-- start EXTRACTED INFORMATION --

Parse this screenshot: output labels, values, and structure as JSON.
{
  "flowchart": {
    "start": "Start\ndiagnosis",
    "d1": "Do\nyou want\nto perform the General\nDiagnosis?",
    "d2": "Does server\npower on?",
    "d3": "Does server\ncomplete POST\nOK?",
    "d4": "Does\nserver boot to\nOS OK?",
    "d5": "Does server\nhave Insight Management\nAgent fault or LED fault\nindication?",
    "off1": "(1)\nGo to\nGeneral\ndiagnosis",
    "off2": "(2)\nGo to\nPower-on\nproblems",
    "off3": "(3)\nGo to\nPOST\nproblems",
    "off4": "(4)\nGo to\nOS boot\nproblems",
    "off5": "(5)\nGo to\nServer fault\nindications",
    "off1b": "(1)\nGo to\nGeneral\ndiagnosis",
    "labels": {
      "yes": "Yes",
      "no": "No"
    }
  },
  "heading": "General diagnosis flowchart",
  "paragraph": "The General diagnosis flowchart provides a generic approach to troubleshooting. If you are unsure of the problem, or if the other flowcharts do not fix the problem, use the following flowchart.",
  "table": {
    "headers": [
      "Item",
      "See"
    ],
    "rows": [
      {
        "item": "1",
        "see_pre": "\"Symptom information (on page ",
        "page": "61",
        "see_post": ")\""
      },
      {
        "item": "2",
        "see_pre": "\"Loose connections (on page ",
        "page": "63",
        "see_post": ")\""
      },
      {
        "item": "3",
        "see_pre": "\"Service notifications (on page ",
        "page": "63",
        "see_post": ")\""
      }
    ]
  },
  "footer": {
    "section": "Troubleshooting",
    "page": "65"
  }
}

-- end EXTRACTED INFORMATION --

* [WHAT TO DO] Using the exact wording, write out all of the records.

* [ANSWER FOR THE TASK]
Parse this screenshot: output labels, values, and structure as JSON.
{
  "flowchart": {
    "start": "Start\ndiagnosis",
    "d1": "Do\nyou want\nto perform the General\nDiagnosis?",
    "d2": "Does server\npower on?",
    "d3": "Does server\ncomplete POST\nOK?",
    "d4": "Does\nserver boot to\nOS OK?",
    "d5": "Does server\nhave Insight Management\nAgent fault or LED fault\nindication?",
    "off1": "(1)\nGo to\nGeneral\ndiagnosis",
    "off2": "(2)\nGo to\nPower-on\nproblems",
    "off3": "(3)\nGo to\nPOST\nproblems",
    "off4": "(4)\nGo to\nOS boot\nproblems",
    "off5": "(5)\nGo to\nServer fault\nindications",
    "off1b": "(1)\nGo to\nGeneral\ndiagnosis",
    "labels": {
      "yes": "Yes",
      "no": "No"
    }
  },
  "heading": "General diagnosis flowchart",
  "paragraph": "The General diagnosis flowchart provides a generic approach to troubleshooting. If you are unsure of the problem, or if the other flowcharts do not fix the problem, use the following flowchart.",
  "table": {
    "headers": [
      "Item",
      "See"
    ],
    "rows": [
      {
        "item": "1",
        "see_pre": "\"Symptom information (on page ",
        "page": "61",
        "see_post": ")\""
      },
      {
        "item": "2",
        "see_pre": "\"Loose connections (on page ",
        "page": "63",
        "see_post": ")\""
      },
      {
        "item": "3",
        "see_pre": "\"Service notifications (on page ",
        "page": "63",
        "see_post": ")\""
      }
    ]
  },
  "footer": {
    "section": "Troubleshooting",
    "page": "65"
  }
}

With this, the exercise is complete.